### Required action 1
Using the passage on book-world developments in 2007, decide whether each statement below agrees with it. Answer yes or no for each, and quote the deciding words of the passage exactly.
(a) Amazon invested in Shelfari.
(b) The Last Messages was published in London.
(c) Wowio.com charged readers for its e-books.
### Required action 2
Answer these questions from the passage on book-world developments in 2007, one answer per line, marked to match.
(a) What came to the rescue of a few independent bookstores?
(b) How many Oxford University Press titles were in Wowio.com's deal?
(c) On how many sites does Random House have widgets, according to Publishing Trends?
### Required action 3
Reproduce the part of the passage on book-world developments in 2007 starting with "And yeah, yeah, years" and going on through "developments of 2007.".

### Provided passage
┄┄┄┄┄┄┄┄┄┄┄┄┄┄┄┄┄┄┄┄
And yeah, yeah, years in review are so rampant come January, but 2007 wasn't just any year. It saw the digital world and the book world become slightly less uncomfortable bedfellows. Shelfari, LibraryThing, and GoodReads brought social networking to book lovers, e-books continued their long and arduous journey to popular consumption, and publishing in general proved itself more savvy online. That's not to say the more disturbing trends didn't continue---independent bookstores dropped like flies (although MySpace came to the rescue in a few instances) and the battle to keep book review sections in newspapers raged on as literary bloggers multiplied. Before moving into exciting, uncharted 2008 (ready for 979 ISBN prefixes?), the Big Bad Book Blog presents a brief overview of some of the more interesting developments of 2007.

Winter

  • Wowio.com, an ad-supported site that offers free e-books, officially launches when it strikes a deal for one hundred of Oxford University Press's titles.
  • The Last Messages, an epistolary novel for the 21st century, is published in Helsinki. It consists entirely of text messages.
  • Amazon invests in Shelfari, giving the online bookshelf social site a huge boost.
  • HarperCollins and Random House launch competing widgets, allowing readers to browse inside their titles from blogs and other sites. Random House now has over 600,000 widgets on 2,000 sites, according to Publishing Trends.
┄┄┄┄┄┄┄┄┄┄┄┄┄┄┄┄┄┄┄┄
### Recorded information
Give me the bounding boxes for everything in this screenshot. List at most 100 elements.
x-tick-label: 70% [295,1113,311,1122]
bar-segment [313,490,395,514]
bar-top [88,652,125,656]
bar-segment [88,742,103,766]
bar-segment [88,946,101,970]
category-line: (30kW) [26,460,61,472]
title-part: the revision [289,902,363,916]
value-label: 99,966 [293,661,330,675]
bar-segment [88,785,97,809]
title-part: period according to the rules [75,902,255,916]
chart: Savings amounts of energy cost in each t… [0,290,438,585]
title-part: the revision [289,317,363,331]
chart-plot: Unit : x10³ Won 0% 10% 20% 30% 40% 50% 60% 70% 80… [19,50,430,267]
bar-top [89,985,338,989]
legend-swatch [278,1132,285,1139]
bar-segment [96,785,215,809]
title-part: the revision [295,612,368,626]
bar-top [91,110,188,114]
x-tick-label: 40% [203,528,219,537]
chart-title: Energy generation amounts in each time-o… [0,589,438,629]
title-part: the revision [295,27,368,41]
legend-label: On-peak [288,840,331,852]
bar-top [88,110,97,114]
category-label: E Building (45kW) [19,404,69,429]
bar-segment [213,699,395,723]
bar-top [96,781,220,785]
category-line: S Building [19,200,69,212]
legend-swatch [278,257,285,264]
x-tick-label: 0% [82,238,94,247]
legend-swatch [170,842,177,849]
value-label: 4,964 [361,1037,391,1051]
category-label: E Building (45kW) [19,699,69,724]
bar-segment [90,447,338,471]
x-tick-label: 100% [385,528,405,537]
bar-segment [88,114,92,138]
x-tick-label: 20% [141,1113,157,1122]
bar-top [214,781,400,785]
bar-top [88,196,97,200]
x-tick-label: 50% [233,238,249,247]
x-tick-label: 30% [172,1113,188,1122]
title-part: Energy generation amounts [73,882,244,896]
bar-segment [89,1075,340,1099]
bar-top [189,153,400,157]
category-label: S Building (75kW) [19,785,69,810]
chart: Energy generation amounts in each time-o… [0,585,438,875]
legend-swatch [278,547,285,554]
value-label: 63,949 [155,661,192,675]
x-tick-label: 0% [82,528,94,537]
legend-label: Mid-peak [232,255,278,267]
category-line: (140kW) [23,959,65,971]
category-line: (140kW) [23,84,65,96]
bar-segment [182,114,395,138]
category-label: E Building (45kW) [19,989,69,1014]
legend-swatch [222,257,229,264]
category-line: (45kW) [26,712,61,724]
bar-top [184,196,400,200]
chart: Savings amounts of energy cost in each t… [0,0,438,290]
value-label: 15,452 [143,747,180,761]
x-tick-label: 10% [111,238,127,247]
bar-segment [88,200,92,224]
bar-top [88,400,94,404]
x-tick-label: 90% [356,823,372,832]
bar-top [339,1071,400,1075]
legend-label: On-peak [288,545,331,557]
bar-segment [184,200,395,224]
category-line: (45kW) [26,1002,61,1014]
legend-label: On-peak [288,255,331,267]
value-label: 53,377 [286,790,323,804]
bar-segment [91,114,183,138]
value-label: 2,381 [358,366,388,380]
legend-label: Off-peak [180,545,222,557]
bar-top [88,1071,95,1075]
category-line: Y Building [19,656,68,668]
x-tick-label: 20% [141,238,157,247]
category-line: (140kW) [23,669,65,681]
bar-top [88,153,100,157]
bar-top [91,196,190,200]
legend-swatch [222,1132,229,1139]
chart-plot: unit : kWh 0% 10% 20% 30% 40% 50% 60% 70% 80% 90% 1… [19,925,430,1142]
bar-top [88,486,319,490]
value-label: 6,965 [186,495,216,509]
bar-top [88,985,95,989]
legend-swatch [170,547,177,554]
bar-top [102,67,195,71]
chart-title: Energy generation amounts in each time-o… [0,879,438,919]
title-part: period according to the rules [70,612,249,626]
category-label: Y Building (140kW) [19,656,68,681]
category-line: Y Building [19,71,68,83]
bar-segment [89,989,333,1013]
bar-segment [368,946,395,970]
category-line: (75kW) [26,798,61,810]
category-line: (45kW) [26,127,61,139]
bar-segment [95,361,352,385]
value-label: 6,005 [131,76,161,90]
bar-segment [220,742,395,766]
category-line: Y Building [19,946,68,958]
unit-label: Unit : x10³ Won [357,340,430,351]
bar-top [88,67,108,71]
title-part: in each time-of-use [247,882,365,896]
┄┄┄┄┄┄┄┄┄┄┄┄┄┄┄┄┄┄┄┄
### Your response 1
(a) Yes: "Amazon invests in Shelfari"
(b) No: "is published in Helsinki"
(c) No: "an ad-supported site that offers free e-books"

### Your response 2
(a) MySpace
(b) One hundred
(c) 2,000

### Your response 3
And yeah, yeah, years in review are so rampant come January, but 2007 wasn't just any year. It saw the digital world and the book world become slightly less uncomfortable bedfellows. Shelfari, LibraryThing, and GoodReads brought social networking to book lovers, e-books continued their long and arduous journey to popular consumption, and publishing in general proved itself more savvy online. That's not to say the more disturbing trends didn't continue---independent bookstores dropped like flies (although MySpace came to the rescue in a few instances) and the battle to keep book review sections in newspapers raged on as literary bloggers multiplied. Before moving into exciting, uncharted 2008 (ready for 979 ISBN prefixes?), the Big Bad Book Blog presents a brief overview of some of the more interesting developments of 2007.